Images are not part of the copy; transcribe all the data exactly.
[Records for processing start]
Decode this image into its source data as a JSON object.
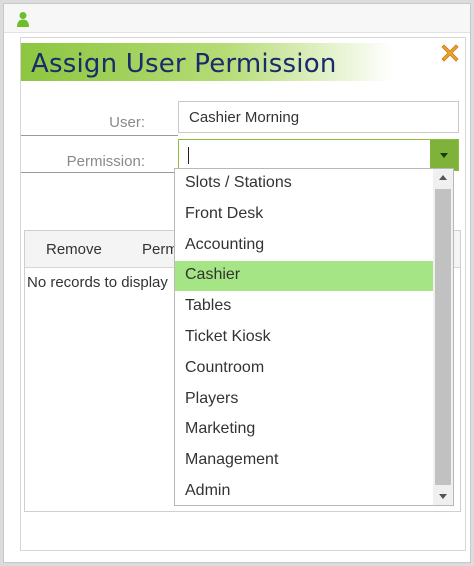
{
  "dialog": {
    "title": "Assign User Permission",
    "user_label": "User:",
    "user_value": "Cashier Morning",
    "permission_label": "Permission:",
    "permission_value": ""
  },
  "grid": {
    "toolbar": {
      "remove_label": "Remove",
      "permission_label": "Perm"
    },
    "empty_message": "No records to display"
  },
  "dropdown": {
    "items": [
      "Slots / Stations",
      "Front Desk",
      "Accounting",
      "Cashier",
      "Tables",
      "Ticket Kiosk",
      "Countroom",
      "Players",
      "Marketing",
      "Management",
      "Admin"
    ],
    "selected_index": 3
  },
  "colors": {
    "accent_green": "#8cc63f",
    "title_navy": "#1a2a6c",
    "close_orange": "#f0a030",
    "selected_row": "#a5e585"
  }
}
[Records for processing end]
Completed exercise ▸
Decode this image into its source data as a JSON object.
{
  "dialog": {
    "title": "Assign User Permission",
    "user_label": "User:",
    "user_value": "Cashier Morning",
    "permission_label": "Permission:",
    "permission_value": ""
  },
  "grid": {
    "toolbar": {
      "remove_label": "Remove",
      "permission_label": "Perm"
    },
    "empty_message": "No records to display"
  },
  "dropdown": {
    "items": [
      "Slots / Stations",
      "Front Desk",
      "Accounting",
      "Cashier",
      "Tables",
      "Ticket Kiosk",
      "Countroom",
      "Players",
      "Marketing",
      "Management",
      "Admin"
    ],
    "selected_index": 3
  },
  "colors": {
    "accent_green": "#8cc63f",
    "title_navy": "#1a2a6c",
    "close_orange": "#f0a030",
    "selected_row": "#a5e585"
  }
}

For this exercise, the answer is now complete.